Work to complete » Gather up the lines that contain "人文教育等社会相关专业".

(Records)
+++++
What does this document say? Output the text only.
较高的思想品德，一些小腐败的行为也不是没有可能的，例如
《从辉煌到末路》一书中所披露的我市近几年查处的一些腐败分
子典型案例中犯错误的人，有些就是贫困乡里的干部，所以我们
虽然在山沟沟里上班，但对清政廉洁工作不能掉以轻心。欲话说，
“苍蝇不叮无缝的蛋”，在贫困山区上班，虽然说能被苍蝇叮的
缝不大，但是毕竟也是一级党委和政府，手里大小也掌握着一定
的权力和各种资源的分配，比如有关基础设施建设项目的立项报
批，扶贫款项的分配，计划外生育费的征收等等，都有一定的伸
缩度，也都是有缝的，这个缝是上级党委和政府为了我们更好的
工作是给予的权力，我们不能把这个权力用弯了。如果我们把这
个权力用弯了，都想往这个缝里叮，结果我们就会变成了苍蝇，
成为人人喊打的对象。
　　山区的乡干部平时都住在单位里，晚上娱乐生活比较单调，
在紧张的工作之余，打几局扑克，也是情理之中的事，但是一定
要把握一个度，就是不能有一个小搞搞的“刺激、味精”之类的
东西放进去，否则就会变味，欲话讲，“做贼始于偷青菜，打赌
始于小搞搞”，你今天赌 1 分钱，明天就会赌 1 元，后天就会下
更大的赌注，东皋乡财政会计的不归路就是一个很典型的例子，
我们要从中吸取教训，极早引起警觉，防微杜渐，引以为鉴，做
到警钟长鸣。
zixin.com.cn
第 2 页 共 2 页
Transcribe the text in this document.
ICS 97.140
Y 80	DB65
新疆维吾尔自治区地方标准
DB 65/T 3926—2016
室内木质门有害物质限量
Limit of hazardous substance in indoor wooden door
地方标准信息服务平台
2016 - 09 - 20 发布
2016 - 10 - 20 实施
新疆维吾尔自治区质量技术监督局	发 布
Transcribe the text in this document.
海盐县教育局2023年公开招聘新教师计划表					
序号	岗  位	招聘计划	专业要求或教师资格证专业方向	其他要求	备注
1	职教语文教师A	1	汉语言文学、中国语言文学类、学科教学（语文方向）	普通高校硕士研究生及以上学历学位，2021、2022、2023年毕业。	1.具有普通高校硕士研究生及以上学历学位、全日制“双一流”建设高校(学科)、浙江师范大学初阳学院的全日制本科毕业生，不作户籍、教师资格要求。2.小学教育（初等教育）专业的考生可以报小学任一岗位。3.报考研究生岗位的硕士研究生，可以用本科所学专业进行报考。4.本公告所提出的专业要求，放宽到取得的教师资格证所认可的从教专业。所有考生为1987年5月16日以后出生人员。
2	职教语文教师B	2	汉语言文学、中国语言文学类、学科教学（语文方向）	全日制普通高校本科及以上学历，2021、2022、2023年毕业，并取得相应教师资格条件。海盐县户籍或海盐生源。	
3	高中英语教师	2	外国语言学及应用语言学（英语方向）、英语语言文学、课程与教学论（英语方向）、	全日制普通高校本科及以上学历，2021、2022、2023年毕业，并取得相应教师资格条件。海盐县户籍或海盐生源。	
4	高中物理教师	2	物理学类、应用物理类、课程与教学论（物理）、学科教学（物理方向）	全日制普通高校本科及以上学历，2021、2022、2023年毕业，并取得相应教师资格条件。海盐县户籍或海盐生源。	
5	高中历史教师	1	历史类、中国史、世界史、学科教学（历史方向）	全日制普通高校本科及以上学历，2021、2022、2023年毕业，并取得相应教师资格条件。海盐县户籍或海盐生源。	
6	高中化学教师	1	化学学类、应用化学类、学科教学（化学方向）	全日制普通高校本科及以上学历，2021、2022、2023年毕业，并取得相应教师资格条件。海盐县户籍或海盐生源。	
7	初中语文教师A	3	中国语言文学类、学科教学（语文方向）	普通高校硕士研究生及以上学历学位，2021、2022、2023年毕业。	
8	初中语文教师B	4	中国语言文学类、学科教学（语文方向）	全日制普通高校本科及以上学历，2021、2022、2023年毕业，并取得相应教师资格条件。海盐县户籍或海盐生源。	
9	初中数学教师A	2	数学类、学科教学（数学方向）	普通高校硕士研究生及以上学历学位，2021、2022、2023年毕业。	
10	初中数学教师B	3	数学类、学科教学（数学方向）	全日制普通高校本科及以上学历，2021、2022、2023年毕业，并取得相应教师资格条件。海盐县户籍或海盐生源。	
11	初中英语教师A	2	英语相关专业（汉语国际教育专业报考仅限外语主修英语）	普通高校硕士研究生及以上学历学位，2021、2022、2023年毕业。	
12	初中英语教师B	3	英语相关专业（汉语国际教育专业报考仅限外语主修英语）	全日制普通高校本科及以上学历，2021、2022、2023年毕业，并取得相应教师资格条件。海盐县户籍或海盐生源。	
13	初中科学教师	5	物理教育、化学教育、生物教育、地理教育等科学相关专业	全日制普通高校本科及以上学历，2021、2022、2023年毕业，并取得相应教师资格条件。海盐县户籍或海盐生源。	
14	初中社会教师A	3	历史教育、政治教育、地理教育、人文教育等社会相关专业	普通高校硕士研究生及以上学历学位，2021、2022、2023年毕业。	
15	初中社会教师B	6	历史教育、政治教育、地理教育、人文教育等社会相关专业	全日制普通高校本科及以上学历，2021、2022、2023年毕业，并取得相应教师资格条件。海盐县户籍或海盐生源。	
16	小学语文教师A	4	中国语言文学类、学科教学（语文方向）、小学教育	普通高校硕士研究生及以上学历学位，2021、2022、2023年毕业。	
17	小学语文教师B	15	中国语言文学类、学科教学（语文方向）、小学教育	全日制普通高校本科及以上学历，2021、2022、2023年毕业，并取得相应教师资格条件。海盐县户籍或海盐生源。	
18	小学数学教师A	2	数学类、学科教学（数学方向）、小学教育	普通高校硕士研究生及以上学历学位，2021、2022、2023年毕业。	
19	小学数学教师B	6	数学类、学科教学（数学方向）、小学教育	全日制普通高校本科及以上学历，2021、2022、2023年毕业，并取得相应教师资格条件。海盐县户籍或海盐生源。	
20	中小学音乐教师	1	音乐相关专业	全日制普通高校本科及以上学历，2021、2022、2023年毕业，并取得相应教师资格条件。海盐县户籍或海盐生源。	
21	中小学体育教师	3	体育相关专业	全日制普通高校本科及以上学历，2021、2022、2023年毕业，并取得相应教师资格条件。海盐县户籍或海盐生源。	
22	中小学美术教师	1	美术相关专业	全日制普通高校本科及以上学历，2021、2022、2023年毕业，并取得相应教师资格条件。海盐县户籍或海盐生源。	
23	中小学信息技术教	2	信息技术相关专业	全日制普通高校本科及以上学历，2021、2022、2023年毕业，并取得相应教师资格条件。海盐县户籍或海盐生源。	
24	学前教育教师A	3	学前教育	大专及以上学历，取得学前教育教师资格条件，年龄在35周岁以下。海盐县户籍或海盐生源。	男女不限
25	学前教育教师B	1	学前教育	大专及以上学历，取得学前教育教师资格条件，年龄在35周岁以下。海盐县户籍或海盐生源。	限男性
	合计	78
+++++
Result of this exercise »
14	初中社会教师A	3	历史教育、政治教育、地理教育、人文教育等社会相关专业	普通高校硕士研究生及以上学历学位，2021、2022、2023年毕业。	
15	初中社会教师B	6	历史教育、政治教育、地理教育、人文教育等社会相关专业	全日制普通高校本科及以上学历，2021、2022、2023年毕业，并取得相应教师资格条件。海盐县户籍或海盐生源。	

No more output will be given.